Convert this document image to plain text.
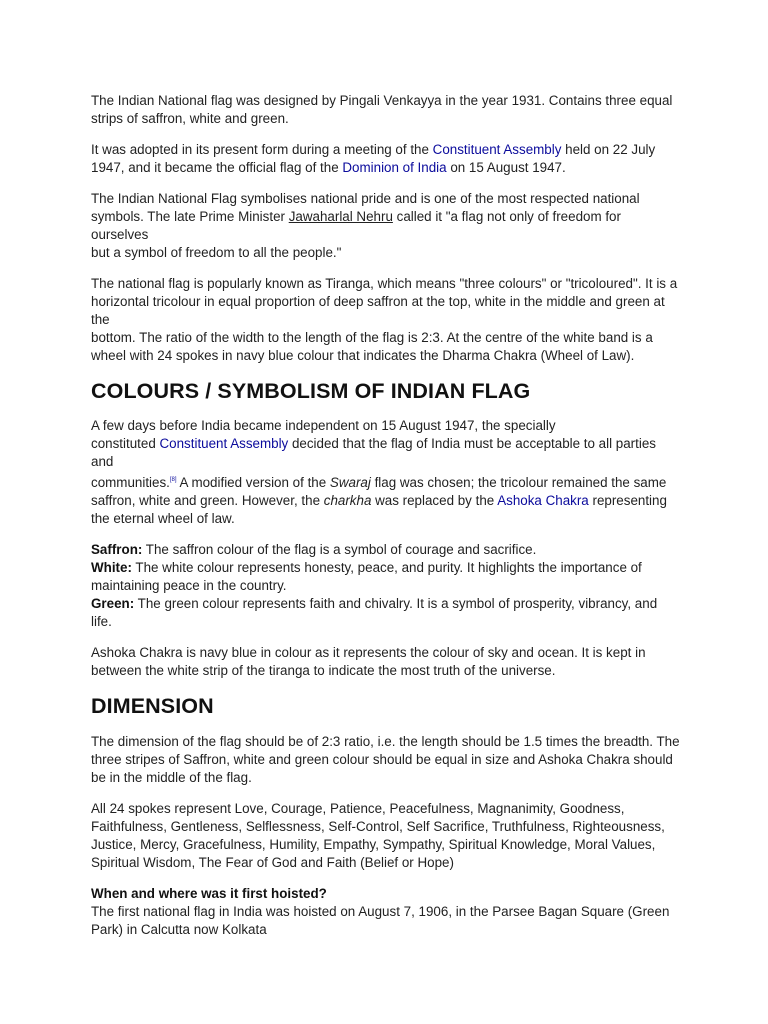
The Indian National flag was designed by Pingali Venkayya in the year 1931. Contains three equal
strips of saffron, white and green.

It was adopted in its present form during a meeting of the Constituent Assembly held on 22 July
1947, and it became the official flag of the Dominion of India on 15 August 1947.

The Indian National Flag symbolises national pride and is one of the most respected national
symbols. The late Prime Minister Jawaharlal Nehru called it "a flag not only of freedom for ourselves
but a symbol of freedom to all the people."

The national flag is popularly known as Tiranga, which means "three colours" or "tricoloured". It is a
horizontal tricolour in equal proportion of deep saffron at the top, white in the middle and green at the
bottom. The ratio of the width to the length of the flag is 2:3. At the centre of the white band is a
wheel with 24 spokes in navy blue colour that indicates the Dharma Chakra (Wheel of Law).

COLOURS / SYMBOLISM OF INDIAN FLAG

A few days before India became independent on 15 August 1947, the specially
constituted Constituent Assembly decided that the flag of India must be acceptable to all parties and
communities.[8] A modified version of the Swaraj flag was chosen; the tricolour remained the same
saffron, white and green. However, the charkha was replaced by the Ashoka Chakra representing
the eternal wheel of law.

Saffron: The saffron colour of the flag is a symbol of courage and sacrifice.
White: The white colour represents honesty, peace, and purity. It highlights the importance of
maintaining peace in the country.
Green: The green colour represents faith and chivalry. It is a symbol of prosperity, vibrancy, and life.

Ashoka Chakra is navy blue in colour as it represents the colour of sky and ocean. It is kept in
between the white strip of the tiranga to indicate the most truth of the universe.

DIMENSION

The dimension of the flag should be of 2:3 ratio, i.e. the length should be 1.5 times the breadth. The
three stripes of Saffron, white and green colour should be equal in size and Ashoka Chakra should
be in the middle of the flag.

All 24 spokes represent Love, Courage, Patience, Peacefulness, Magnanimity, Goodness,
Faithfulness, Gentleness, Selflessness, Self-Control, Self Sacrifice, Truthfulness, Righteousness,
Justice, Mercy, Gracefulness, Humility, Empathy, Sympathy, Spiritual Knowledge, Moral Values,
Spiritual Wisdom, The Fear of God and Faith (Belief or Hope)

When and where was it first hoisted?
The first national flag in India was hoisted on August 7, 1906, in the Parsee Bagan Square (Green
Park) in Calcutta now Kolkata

++++++++++++++++++++

The task. Output the material word for word, omitting its pictures.

Result of the exercise.
Convert this document image to plain text.
The Indian National flag was designed by Pingali Venkayya in the year 1931. Contains three equal
strips of saffron, white and green.

It was adopted in its present form during a meeting of the Constituent Assembly held on 22 July
1947, and it became the official flag of the Dominion of India on 15 August 1947.

The Indian National Flag symbolises national pride and is one of the most respected national
symbols. The late Prime Minister Jawaharlal Nehru called it "a flag not only of freedom for ourselves
but a symbol of freedom to all the people."

The national flag is popularly known as Tiranga, which means "three colours" or "tricoloured". It is a
horizontal tricolour in equal proportion of deep saffron at the top, white in the middle and green at the
bottom. The ratio of the width to the length of the flag is 2:3. At the centre of the white band is a
wheel with 24 spokes in navy blue colour that indicates the Dharma Chakra (Wheel of Law).

COLOURS / SYMBOLISM OF INDIAN FLAG

A few days before India became independent on 15 August 1947, the specially
constituted Constituent Assembly decided that the flag of India must be acceptable to all parties and
communities.[8] A modified version of the Swaraj flag was chosen; the tricolour remained the same
saffron, white and green. However, the charkha was replaced by the Ashoka Chakra representing
the eternal wheel of law.

Saffron: The saffron colour of the flag is a symbol of courage and sacrifice.
White: The white colour represents honesty, peace, and purity. It highlights the importance of
maintaining peace in the country.
Green: The green colour represents faith and chivalry. It is a symbol of prosperity, vibrancy, and life.

Ashoka Chakra is navy blue in colour as it represents the colour of sky and ocean. It is kept in
between the white strip of the tiranga to indicate the most truth of the universe.

DIMENSION

The dimension of the flag should be of 2:3 ratio, i.e. the length should be 1.5 times the breadth. The
three stripes of Saffron, white and green colour should be equal in size and Ashoka Chakra should
be in the middle of the flag.

All 24 spokes represent Love, Courage, Patience, Peacefulness, Magnanimity, Goodness,
Faithfulness, Gentleness, Selflessness, Self-Control, Self Sacrifice, Truthfulness, Righteousness,
Justice, Mercy, Gracefulness, Humility, Empathy, Sympathy, Spiritual Knowledge, Moral Values,
Spiritual Wisdom, The Fear of God and Faith (Belief or Hope)

When and where was it first hoisted?
The first national flag in India was hoisted on August 7, 1906, in the Parsee Bagan Square (Green
Park) in Calcutta now Kolkata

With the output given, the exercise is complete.